Records excerpted from a collection
§ §

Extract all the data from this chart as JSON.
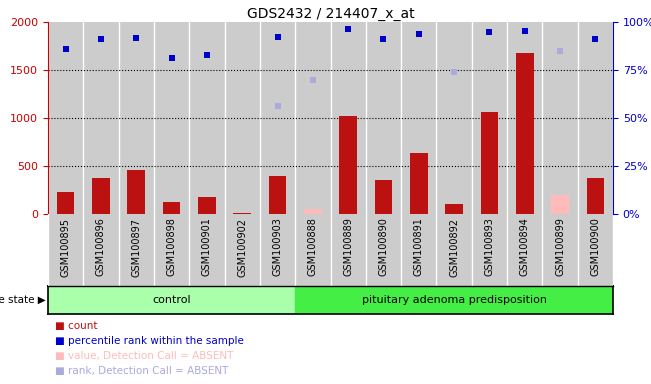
{
  "title": "GDS2432 / 214407_x_at",
  "samples": [
    "GSM100895",
    "GSM100896",
    "GSM100897",
    "GSM100898",
    "GSM100901",
    "GSM100902",
    "GSM100903",
    "GSM100888",
    "GSM100889",
    "GSM100890",
    "GSM100891",
    "GSM100892",
    "GSM100893",
    "GSM100894",
    "GSM100899",
    "GSM100900"
  ],
  "count_values": [
    230,
    370,
    460,
    130,
    175,
    15,
    400,
    55,
    1020,
    350,
    640,
    100,
    1060,
    1680,
    200,
    380
  ],
  "count_absent": [
    false,
    false,
    false,
    false,
    false,
    false,
    false,
    true,
    false,
    false,
    false,
    false,
    false,
    false,
    true,
    false
  ],
  "rank_values": [
    1720,
    1820,
    1830,
    1620,
    1660,
    null,
    1840,
    null,
    1930,
    1820,
    1870,
    1480,
    1900,
    1910,
    1700,
    1820
  ],
  "rank_absent": [
    false,
    false,
    false,
    false,
    false,
    false,
    false,
    false,
    false,
    false,
    false,
    false,
    false,
    false,
    false,
    false
  ],
  "rank_absent_values": [
    null,
    null,
    null,
    null,
    null,
    null,
    1130,
    1400,
    null,
    null,
    null,
    1480,
    null,
    null,
    1700,
    null
  ],
  "n_control": 7,
  "n_pituitary": 9,
  "ylim_left": [
    0,
    2000
  ],
  "ylim_right": [
    0,
    100
  ],
  "yticks_left": [
    0,
    500,
    1000,
    1500,
    2000
  ],
  "yticks_right": [
    0,
    25,
    50,
    75,
    100
  ],
  "yticklabels_right": [
    "0%",
    "25%",
    "50%",
    "75%",
    "100%"
  ],
  "bar_color_present": "#bb1111",
  "bar_color_absent": "#ffbbbb",
  "rank_color_present": "#0000cc",
  "rank_color_absent": "#aaaadd",
  "control_color": "#aaffaa",
  "pituitary_color": "#44ee44",
  "background_bar_color": "#cccccc",
  "xlabel_color": "#cc0000",
  "ylabel_right_color": "#0000cc",
  "strip_border_color": "#000000",
  "dotted_line_color": "#000000"
}
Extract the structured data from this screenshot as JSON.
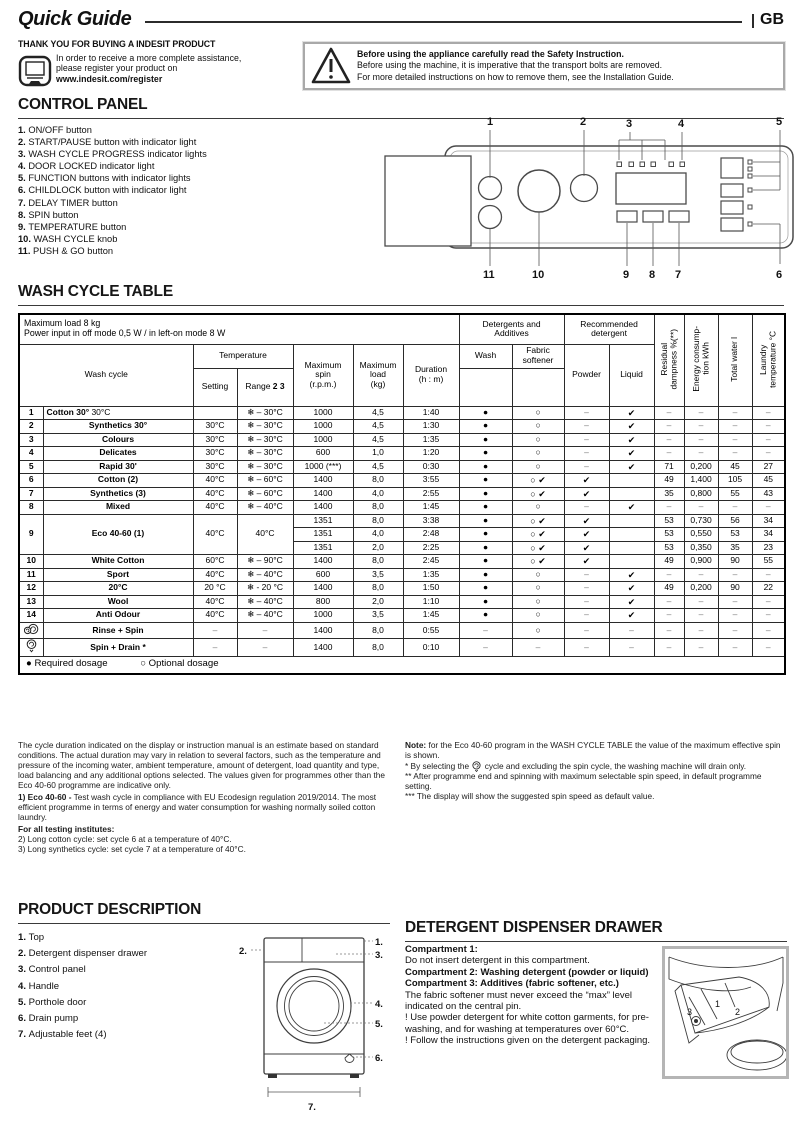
{
  "header": {
    "title": "Quick Guide",
    "country": "GB"
  },
  "thanks": {
    "heading": "THANK YOU FOR BUYING A INDESIT PRODUCT",
    "line1": "In order to receive a more complete assistance,",
    "line2": "please register your product on",
    "link": "www.indesit.com/register"
  },
  "warning": {
    "bold": "Before using the appliance carefully read the Safety Instruction.",
    "line2": "Before using the machine, it is imperative that the transport bolts are removed.",
    "line3": "For more detailed instructions on how to remove them, see the Installation Guide."
  },
  "control_panel": {
    "heading": "CONTROL PANEL",
    "items": [
      {
        "num": "1.",
        "label": "ON/OFF button"
      },
      {
        "num": "2.",
        "label": " START/PAUSE button with indicator light"
      },
      {
        "num": "3.",
        "label": "WASH CYCLE PROGRESS indicator lights"
      },
      {
        "num": "4.",
        "label": "DOOR LOCKED indicator light"
      },
      {
        "num": "5.",
        "label": "FUNCTION buttons with indicator lights"
      },
      {
        "num": "6.",
        "label": "CHILDLOCK button with indicator light"
      },
      {
        "num": "7.",
        "label": "DELAY TIMER button"
      },
      {
        "num": "8.",
        "label": "SPIN button"
      },
      {
        "num": "9.",
        "label": "TEMPERATURE button"
      },
      {
        "num": "10.",
        "label": "WASH CYCLE knob"
      },
      {
        "num": "11.",
        "label": "PUSH & GO button"
      }
    ],
    "callouts_top": [
      "1",
      "2",
      "3",
      "4",
      "5"
    ],
    "callouts_bottom": [
      "11",
      "10",
      "9",
      "8",
      "7",
      "6"
    ]
  },
  "wash_table": {
    "heading": "WASH CYCLE TABLE",
    "info": "Maximum load 8 kg\nPower input in off  mode 0,5 W / in left-on mode 8 W",
    "headers": {
      "wash_cycle": "Wash cycle",
      "temperature": "Temperature",
      "setting": "Setting",
      "range_prefix": "Range ",
      "range_bold": "2 3",
      "spin": "Maximum\nspin\n(r.p.m.)",
      "load": "Maximum\nload\n(kg)",
      "duration": "Duration\n(h : m)",
      "det_add": "Detergents and\nAdditives",
      "rec_det": "Recommended\ndetergent",
      "wash": "Wash",
      "softener": "Fabric\nsoftener",
      "powder": "Powder",
      "liquid": "Liquid",
      "residual": "Residual\ndampness %(**)",
      "energy": "Energy consump-\ntion kWh",
      "water": "Total water l",
      "laundry": "Laundry\ntemperature °C"
    },
    "symbols": {
      "dot": "●",
      "circle": "○",
      "circle-check": "○ ✔",
      "check": "✔",
      "dash": "–"
    },
    "rows": [
      {
        "num": "1",
        "name": "Cotton 30°",
        "suffix": " 30°C",
        "setting": "",
        "range": "❄ – 30°C",
        "spin": "1000",
        "load": "4,5",
        "dur": "1:40",
        "wash": "dot",
        "soft": "circle",
        "powder": "dash",
        "liquid": "check",
        "res": "–",
        "en": "–",
        "wat": "–",
        "temp": "–"
      },
      {
        "num": "2",
        "name": "Synthetics 30°",
        "setting": "30°C",
        "range": "❄ – 30°C",
        "spin": "1000",
        "load": "4,5",
        "dur": "1:30",
        "wash": "dot",
        "soft": "circle",
        "powder": "dash",
        "liquid": "check",
        "res": "–",
        "en": "–",
        "wat": "–",
        "temp": "–"
      },
      {
        "num": "3",
        "name": "Colours",
        "setting": "30°C",
        "range": "❄ – 30°C",
        "spin": "1000",
        "load": "4,5",
        "dur": "1:35",
        "wash": "dot",
        "soft": "circle",
        "powder": "dash",
        "liquid": "check",
        "res": "–",
        "en": "–",
        "wat": "–",
        "temp": "–"
      },
      {
        "num": "4",
        "name": "Delicates",
        "setting": "30°C",
        "range": "❄ – 30°C",
        "spin": "600",
        "load": "1,0",
        "dur": "1:20",
        "wash": "dot",
        "soft": "circle",
        "powder": "dash",
        "liquid": "check",
        "res": "–",
        "en": "–",
        "wat": "–",
        "temp": "–"
      },
      {
        "num": "5",
        "name": "Rapid 30'",
        "setting": "30°C",
        "range": "❄ – 30°C",
        "spin": "1000 (***)",
        "load": "4,5",
        "dur": "0:30",
        "wash": "dot",
        "soft": "circle",
        "powder": "dash",
        "liquid": "check",
        "res": "71",
        "en": "0,200",
        "wat": "45",
        "temp": "27"
      },
      {
        "num": "6",
        "name": "Cotton (2)",
        "setting": "40°C",
        "range": "❄ – 60°C",
        "spin": "1400",
        "load": "8,0",
        "dur": "3:55",
        "wash": "dot",
        "soft": "circle-check",
        "powder": "check",
        "liquid": "",
        "res": "49",
        "en": "1,400",
        "wat": "105",
        "temp": "45"
      },
      {
        "num": "7",
        "name": "Synthetics (3)",
        "setting": "40°C",
        "range": "❄ – 60°C",
        "spin": "1400",
        "load": "4,0",
        "dur": "2:55",
        "wash": "dot",
        "soft": "circle-check",
        "powder": "check",
        "liquid": "",
        "res": "35",
        "en": "0,800",
        "wat": "55",
        "temp": "43"
      },
      {
        "num": "8",
        "name": "Mixed",
        "setting": "40°C",
        "range": "❄ – 40°C",
        "spin": "1400",
        "load": "8,0",
        "dur": "1:45",
        "wash": "dot",
        "soft": "circle",
        "powder": "dash",
        "liquid": "check",
        "res": "–",
        "en": "–",
        "wat": "–",
        "temp": "–"
      },
      {
        "num": "9",
        "name": "Eco 40-60 (1)",
        "setting": "40°C",
        "range": "40°C",
        "sub": [
          {
            "spin": "1351",
            "load": "8,0",
            "dur": "3:38",
            "wash": "dot",
            "soft": "circle-check",
            "powder": "check",
            "liquid": "",
            "res": "53",
            "en": "0,730",
            "wat": "56",
            "temp": "34"
          },
          {
            "spin": "1351",
            "load": "4,0",
            "dur": "2:48",
            "wash": "dot",
            "soft": "circle-check",
            "powder": "check",
            "liquid": "",
            "res": "53",
            "en": "0,550",
            "wat": "53",
            "temp": "34"
          },
          {
            "spin": "1351",
            "load": "2,0",
            "dur": "2:25",
            "wash": "dot",
            "soft": "circle-check",
            "powder": "check",
            "liquid": "",
            "res": "53",
            "en": "0,350",
            "wat": "35",
            "temp": "23"
          }
        ]
      },
      {
        "num": "10",
        "name": "White Cotton",
        "setting": "60°C",
        "range": "❄ – 90°C",
        "spin": "1400",
        "load": "8,0",
        "dur": "2:45",
        "wash": "dot",
        "soft": "circle-check",
        "powder": "check",
        "liquid": "",
        "res": "49",
        "en": "0,900",
        "wat": "90",
        "temp": "55"
      },
      {
        "num": "11",
        "name": "Sport",
        "setting": "40°C",
        "range": "❄ – 40°C",
        "spin": "600",
        "load": "3,5",
        "dur": "1:35",
        "wash": "dot",
        "soft": "circle",
        "powder": "dash",
        "liquid": "check",
        "res": "–",
        "en": "–",
        "wat": "–",
        "temp": "–"
      },
      {
        "num": "12",
        "name": "20°C",
        "setting": "20 °C",
        "range": "❄ - 20 °C",
        "spin": "1400",
        "load": "8,0",
        "dur": "1:50",
        "wash": "dot",
        "soft": "circle",
        "powder": "dash",
        "liquid": "check",
        "res": "49",
        "en": "0,200",
        "wat": "90",
        "temp": "22"
      },
      {
        "num": "13",
        "name": "Wool",
        "setting": "40°C",
        "range": "❄ – 40°C",
        "spin": "800",
        "load": "2,0",
        "dur": "1:10",
        "wash": "dot",
        "soft": "circle",
        "powder": "dash",
        "liquid": "check",
        "res": "–",
        "en": "–",
        "wat": "–",
        "temp": "–"
      },
      {
        "num": "14",
        "name": "Anti Odour",
        "setting": "40°C",
        "range": "❄ – 40°C",
        "spin": "1000",
        "load": "3,5",
        "dur": "1:45",
        "wash": "dot",
        "soft": "circle",
        "powder": "dash",
        "liquid": "check",
        "res": "–",
        "en": "–",
        "wat": "–",
        "temp": "–"
      },
      {
        "icon": "rinse-spin-icon",
        "name": "Rinse + Spin",
        "setting": "–",
        "range": "–",
        "spin": "1400",
        "load": "8,0",
        "dur": "0:55",
        "wash": "dash",
        "soft": "circle",
        "powder": "dash",
        "liquid": "dash",
        "res": "–",
        "en": "–",
        "wat": "–",
        "temp": "–"
      },
      {
        "icon": "spin-drain-icon",
        "name": "Spin + Drain *",
        "setting": "–",
        "range": "–",
        "spin": "1400",
        "load": "8,0",
        "dur": "0:10",
        "wash": "dash",
        "soft": "dash",
        "powder": "dash",
        "liquid": "dash",
        "res": "–",
        "en": "–",
        "wat": "–",
        "temp": "–"
      }
    ],
    "legend": {
      "required": "● Required dosage",
      "optional": "○ Optional dosage"
    }
  },
  "notes_left": {
    "para1": "The cycle duration indicated on the display or instruction manual is an estimate based on standard conditions. The actual duration may vary in relation to several factors, such as the temperature and pressure of the incoming water, ambient temperature, amount of detergent, load quantity and type, load balancing and any additional options selected. The values given for programmes other than the Eco 40-60 programme are indicative only.",
    "para2_bold": "1) Eco 40-60 -",
    "para2": " Test wash cycle in compliance with EU Ecodesign regulation 2019/2014. The most efficient programme in terms of energy and water consumption for washing normally soiled cotton laundry.",
    "para3_bold": "For all testing institutes:",
    "line4": "2) Long cotton cycle: set cycle 6 at a temperature of 40°C.",
    "line5": "3) Long synthetics cycle: set cycle 7 at a temperature of 40°C."
  },
  "notes_right": {
    "note_bold": "Note:",
    "note": " for the Eco 40-60 program in the WASH CYCLE TABLE the value of the maximum effective spin is shown.",
    "star1_before": "* By selecting the ",
    "star1_after": " cycle and excluding the spin cycle, the washing machine will drain only.",
    "star2": "** After programme end and spinning with maximum selectable spin speed, in default programme setting.",
    "star3": "*** The display will show the suggested spin speed as default value."
  },
  "product": {
    "heading": "PRODUCT DESCRIPTION",
    "items": [
      {
        "num": "1.",
        "label": "Top"
      },
      {
        "num": "2.",
        "label": "Detergent dispenser drawer"
      },
      {
        "num": "3.",
        "label": "Control panel"
      },
      {
        "num": "4.",
        "label": "Handle"
      },
      {
        "num": "5.",
        "label": "Porthole door"
      },
      {
        "num": "6.",
        "label": "Drain pump"
      },
      {
        "num": "7.",
        "label": "Adjustable feet (4)"
      }
    ],
    "callouts": [
      "1.",
      "2.",
      "3.",
      "4.",
      "5.",
      "6.",
      "7."
    ]
  },
  "dispenser": {
    "heading": "DETERGENT DISPENSER DRAWER",
    "c1_bold": "Compartment 1:",
    "c1_text": "Do not insert detergent in this compartment.",
    "c2_bold": "Compartment 2: Washing detergent (powder or liquid)",
    "c3_bold": "Compartment 3: Additives (fabric softener, etc.)",
    "c3_text": "The fabric softener must never exceed the “max” level indicated on the central pin.",
    "warn1": "! Use powder detergent for white cotton garments, for pre-washing, and for washing at temperatures over 60°C.",
    "warn2": "! Follow the instructions given on the detergent packaging.",
    "numbers": [
      "1",
      "2",
      "3"
    ]
  }
}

§ §

**THE EXERCISE:** Wherever "JSON" shows up in a line, copy that line.

**WRITTEN REPLY:**
Extract all the data from this chart as JSON.
Extract the structured data from this screenshot as JSON.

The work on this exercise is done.